- **TASK TO CARRY OUT**:
Locate the word "więc" in the data below, then copy every line that holds it.

- **GIVEN DATA**:

────

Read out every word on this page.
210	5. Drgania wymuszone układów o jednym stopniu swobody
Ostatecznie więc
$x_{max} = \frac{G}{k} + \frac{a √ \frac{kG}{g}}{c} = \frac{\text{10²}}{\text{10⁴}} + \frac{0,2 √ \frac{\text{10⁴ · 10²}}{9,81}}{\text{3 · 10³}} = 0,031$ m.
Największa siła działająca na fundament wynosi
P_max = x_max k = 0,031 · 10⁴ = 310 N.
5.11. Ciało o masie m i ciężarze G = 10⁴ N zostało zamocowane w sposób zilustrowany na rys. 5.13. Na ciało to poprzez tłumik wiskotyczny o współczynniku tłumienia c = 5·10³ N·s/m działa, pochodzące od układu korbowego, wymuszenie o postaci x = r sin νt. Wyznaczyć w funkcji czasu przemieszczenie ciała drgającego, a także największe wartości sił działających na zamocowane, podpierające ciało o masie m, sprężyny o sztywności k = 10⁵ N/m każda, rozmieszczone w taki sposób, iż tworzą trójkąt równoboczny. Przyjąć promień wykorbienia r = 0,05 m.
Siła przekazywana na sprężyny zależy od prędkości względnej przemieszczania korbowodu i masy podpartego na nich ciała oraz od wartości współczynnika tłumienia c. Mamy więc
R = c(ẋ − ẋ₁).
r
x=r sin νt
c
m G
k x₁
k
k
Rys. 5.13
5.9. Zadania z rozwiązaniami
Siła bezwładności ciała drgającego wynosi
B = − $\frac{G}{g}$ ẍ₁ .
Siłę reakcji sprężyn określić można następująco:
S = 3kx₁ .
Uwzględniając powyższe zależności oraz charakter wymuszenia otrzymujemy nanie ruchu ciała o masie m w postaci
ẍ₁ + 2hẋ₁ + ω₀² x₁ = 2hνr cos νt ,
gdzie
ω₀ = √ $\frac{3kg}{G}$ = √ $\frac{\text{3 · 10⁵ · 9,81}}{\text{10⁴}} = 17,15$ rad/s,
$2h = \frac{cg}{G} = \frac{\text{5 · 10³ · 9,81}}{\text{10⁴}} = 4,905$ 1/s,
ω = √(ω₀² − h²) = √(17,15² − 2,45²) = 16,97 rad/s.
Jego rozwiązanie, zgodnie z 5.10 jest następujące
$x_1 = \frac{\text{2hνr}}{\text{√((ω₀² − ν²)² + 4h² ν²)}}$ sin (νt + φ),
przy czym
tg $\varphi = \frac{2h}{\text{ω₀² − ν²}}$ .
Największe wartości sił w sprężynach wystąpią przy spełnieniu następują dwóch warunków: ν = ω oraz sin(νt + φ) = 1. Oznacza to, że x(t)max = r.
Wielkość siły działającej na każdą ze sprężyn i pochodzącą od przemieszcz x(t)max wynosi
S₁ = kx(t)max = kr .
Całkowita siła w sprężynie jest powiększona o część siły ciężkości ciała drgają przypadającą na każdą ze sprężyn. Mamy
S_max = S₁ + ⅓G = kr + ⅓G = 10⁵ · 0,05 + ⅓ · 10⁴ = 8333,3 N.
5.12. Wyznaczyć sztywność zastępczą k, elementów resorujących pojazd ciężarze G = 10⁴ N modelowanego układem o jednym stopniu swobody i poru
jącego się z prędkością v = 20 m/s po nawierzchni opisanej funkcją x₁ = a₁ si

────

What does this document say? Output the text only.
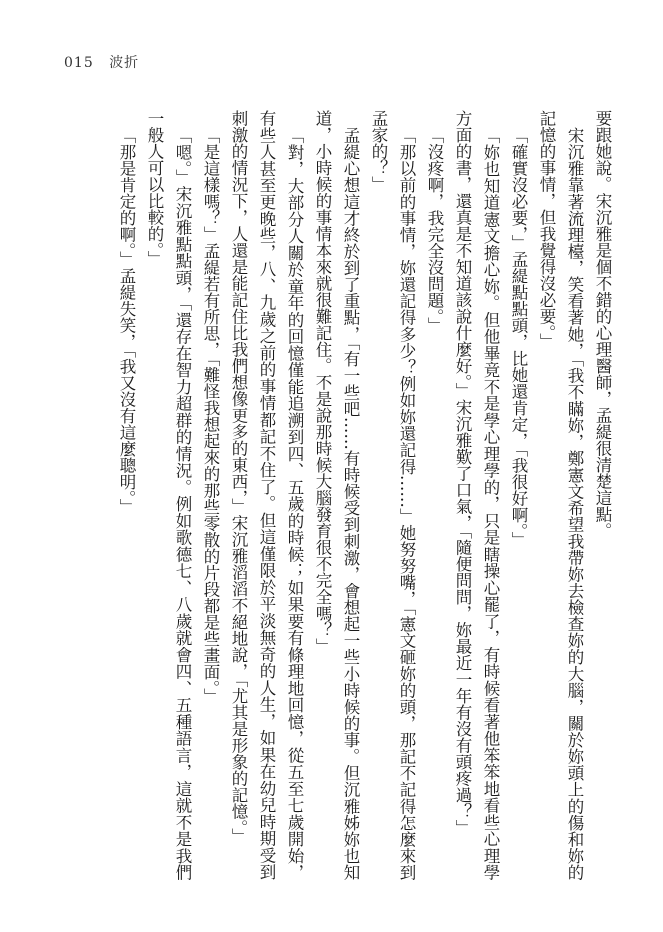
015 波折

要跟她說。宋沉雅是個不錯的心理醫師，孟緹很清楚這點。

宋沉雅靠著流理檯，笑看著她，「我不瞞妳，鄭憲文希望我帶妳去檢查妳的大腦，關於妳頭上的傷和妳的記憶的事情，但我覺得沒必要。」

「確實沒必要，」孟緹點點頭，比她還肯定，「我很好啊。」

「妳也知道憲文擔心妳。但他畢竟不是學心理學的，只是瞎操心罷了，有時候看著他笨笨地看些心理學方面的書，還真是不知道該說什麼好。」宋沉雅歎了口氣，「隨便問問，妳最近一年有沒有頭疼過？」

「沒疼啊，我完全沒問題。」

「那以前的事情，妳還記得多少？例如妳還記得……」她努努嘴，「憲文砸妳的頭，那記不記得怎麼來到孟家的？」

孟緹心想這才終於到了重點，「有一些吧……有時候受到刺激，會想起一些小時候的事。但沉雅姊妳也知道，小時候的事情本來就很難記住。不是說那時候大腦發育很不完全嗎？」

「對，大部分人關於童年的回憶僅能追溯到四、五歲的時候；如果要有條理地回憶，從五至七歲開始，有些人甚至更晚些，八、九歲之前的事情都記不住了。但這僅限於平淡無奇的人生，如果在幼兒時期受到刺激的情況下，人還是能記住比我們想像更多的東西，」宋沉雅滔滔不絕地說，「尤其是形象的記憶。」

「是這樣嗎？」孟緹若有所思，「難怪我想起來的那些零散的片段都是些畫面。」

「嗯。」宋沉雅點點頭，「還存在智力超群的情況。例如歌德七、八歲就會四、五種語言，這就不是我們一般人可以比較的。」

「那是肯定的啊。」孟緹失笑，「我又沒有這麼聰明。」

────

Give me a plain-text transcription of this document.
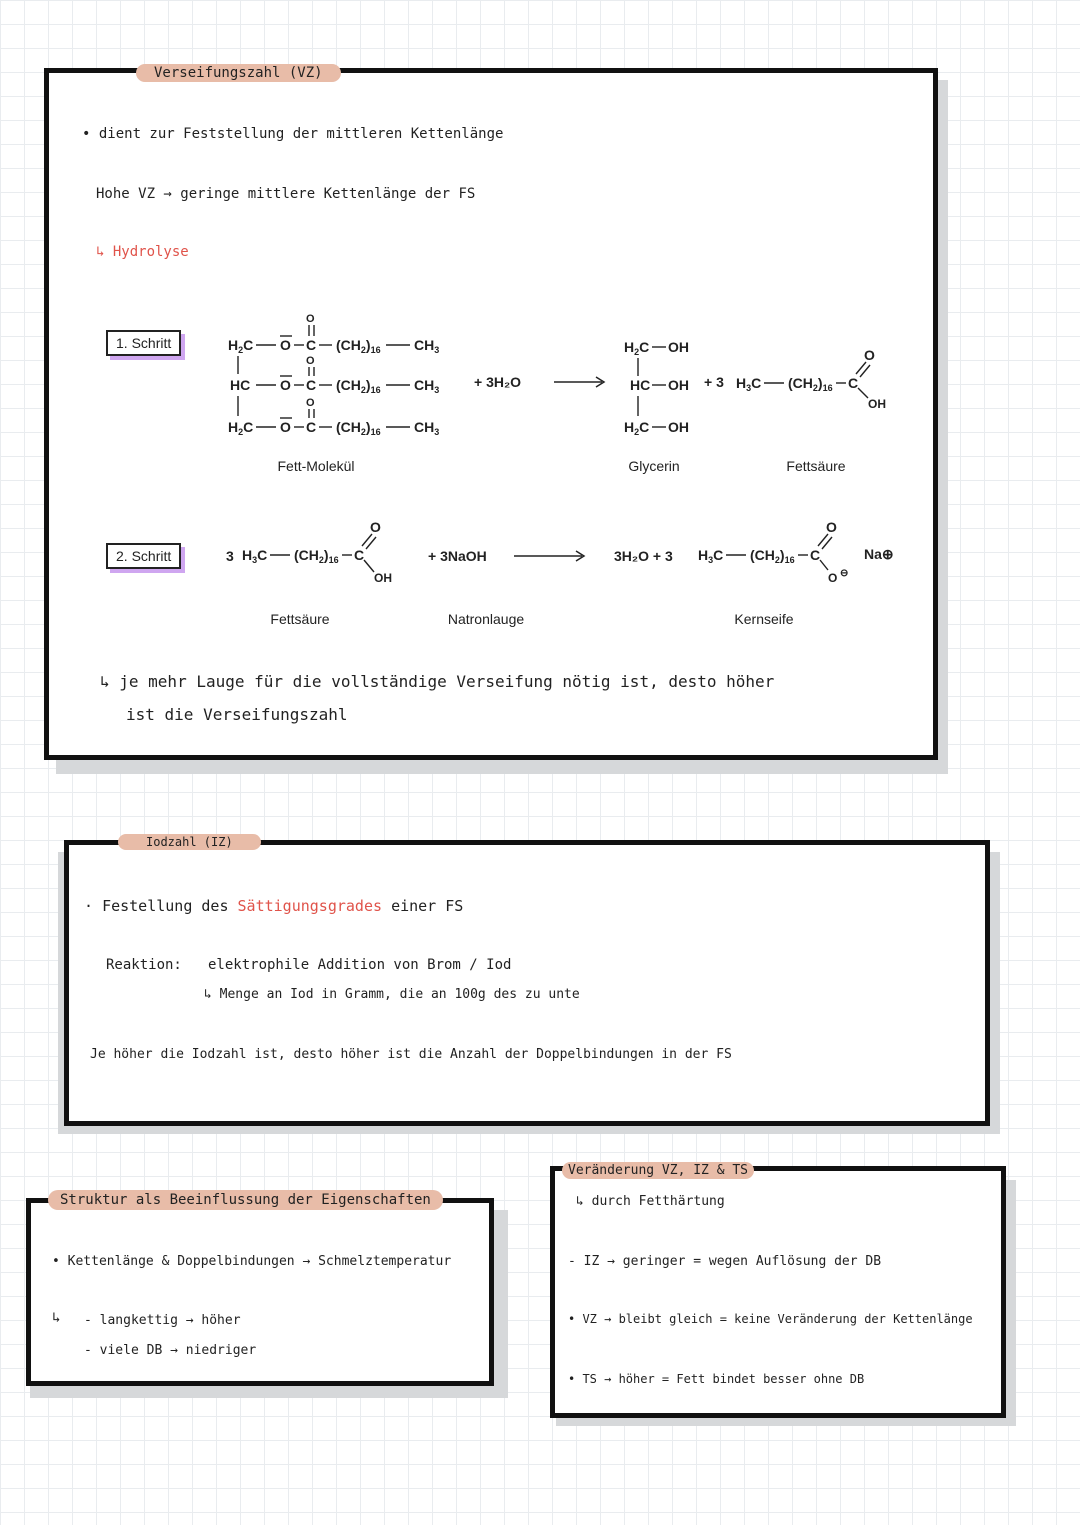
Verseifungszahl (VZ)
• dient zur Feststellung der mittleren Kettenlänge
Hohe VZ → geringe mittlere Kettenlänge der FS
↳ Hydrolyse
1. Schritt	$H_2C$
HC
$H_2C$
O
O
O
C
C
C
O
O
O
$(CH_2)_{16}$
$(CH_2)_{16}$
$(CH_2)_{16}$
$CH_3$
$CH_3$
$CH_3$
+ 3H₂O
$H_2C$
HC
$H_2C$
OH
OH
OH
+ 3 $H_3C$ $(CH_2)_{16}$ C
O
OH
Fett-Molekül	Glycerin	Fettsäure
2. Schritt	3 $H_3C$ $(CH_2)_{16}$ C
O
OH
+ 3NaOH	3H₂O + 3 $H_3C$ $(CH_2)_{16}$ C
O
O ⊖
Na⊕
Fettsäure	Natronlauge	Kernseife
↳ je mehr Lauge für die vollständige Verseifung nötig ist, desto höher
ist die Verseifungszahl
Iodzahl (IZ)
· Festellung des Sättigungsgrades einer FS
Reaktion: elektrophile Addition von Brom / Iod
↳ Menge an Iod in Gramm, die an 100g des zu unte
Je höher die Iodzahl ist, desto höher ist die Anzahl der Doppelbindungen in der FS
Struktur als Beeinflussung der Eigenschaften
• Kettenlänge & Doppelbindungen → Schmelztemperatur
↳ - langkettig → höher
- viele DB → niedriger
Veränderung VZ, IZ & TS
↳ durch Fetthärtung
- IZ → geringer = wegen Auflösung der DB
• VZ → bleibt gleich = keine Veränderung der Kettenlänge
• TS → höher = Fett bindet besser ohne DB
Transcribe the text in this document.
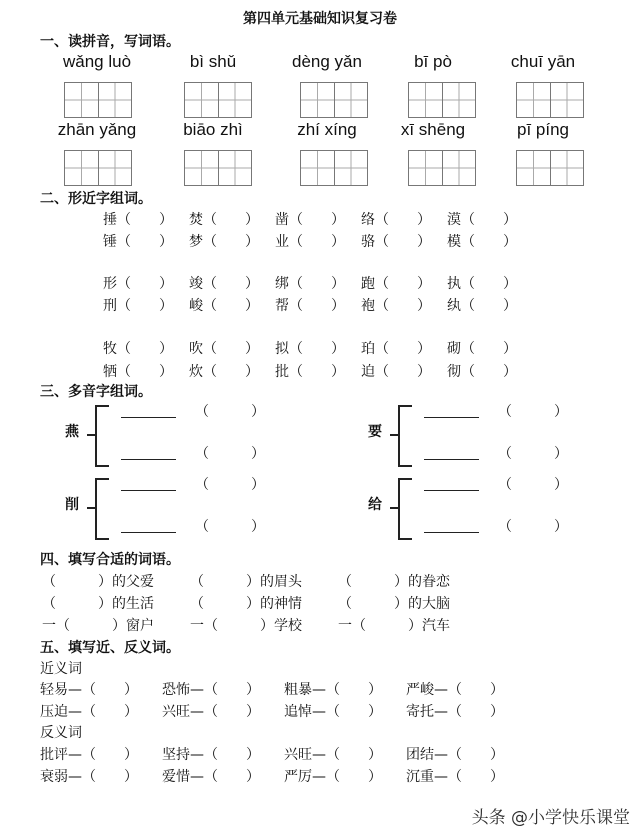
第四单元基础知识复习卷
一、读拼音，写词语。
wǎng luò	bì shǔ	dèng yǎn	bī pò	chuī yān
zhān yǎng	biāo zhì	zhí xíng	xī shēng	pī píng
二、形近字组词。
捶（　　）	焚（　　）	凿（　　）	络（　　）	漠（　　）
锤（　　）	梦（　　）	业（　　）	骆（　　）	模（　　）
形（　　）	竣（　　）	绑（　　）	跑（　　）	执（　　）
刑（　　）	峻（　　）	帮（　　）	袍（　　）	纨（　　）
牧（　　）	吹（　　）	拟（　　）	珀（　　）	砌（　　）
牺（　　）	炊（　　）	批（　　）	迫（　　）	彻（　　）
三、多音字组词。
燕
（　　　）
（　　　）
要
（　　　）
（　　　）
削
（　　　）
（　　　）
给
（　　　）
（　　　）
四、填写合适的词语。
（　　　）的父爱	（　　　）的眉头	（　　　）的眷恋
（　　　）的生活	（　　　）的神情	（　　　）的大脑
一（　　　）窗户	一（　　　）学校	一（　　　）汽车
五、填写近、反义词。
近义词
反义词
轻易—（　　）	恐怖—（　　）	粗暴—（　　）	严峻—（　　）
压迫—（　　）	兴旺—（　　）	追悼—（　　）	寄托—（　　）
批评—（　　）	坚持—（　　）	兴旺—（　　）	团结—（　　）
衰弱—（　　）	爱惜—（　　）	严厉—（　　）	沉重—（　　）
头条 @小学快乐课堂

────

- **ANSWER IN FULL**:
Ostatecznie więc
Siła przekazywana na sprężyny zależy od prędkości względnej przemieszczania korbowodu i masy podpartego na nich ciała oraz od wartości współczynnika tłumienia c. Mamy więc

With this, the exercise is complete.